What the task requires:
In the listing below, find every line containing "content" and copy it out.

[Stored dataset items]
# # #

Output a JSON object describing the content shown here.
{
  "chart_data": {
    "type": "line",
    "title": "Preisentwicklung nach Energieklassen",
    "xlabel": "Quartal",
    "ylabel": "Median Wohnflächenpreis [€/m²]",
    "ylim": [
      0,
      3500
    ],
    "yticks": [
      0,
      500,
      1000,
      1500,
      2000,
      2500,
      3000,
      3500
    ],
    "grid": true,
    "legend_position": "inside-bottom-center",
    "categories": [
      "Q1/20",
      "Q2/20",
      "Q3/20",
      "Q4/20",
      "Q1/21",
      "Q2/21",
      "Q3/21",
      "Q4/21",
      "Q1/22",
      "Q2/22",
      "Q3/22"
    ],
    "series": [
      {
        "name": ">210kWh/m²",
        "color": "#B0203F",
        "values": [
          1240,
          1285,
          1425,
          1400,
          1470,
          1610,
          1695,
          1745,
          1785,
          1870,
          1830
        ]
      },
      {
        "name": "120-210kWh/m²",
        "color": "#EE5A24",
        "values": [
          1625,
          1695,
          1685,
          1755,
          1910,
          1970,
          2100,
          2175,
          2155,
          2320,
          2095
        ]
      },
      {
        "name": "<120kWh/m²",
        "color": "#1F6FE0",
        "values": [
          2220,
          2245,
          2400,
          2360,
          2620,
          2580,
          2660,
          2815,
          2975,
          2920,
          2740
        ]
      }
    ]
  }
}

# # #

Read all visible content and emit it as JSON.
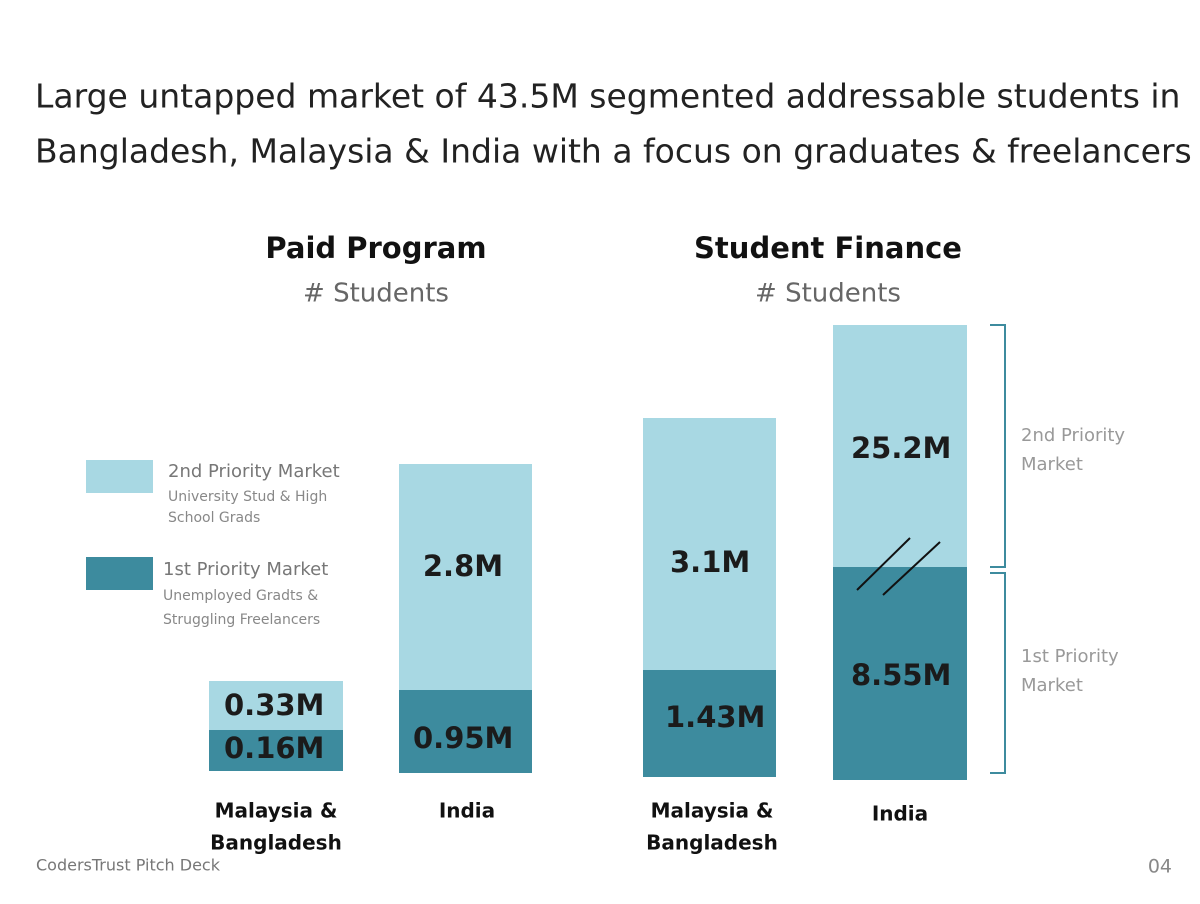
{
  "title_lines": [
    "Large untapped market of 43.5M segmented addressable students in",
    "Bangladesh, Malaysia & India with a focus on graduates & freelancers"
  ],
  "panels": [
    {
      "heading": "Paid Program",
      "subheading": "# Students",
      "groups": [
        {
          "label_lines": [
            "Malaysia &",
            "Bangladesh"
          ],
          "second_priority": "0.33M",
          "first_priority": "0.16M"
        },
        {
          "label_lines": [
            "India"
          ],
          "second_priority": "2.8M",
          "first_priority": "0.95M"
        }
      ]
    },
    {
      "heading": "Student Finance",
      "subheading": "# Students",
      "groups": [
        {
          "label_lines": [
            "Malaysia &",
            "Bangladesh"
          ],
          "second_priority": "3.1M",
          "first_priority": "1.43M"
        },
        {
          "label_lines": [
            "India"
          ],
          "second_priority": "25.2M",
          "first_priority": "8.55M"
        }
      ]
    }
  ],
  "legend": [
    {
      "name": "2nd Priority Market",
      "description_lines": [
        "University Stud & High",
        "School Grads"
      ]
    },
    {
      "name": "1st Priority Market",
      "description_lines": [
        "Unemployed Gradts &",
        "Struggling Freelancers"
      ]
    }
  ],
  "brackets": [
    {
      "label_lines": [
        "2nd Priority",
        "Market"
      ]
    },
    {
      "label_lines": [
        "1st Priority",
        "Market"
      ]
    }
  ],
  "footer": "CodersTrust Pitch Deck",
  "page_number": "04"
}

# # #

Completed exercise:
Output a JSON object describing the content shown here.
Read all visible content and emit it as JSON.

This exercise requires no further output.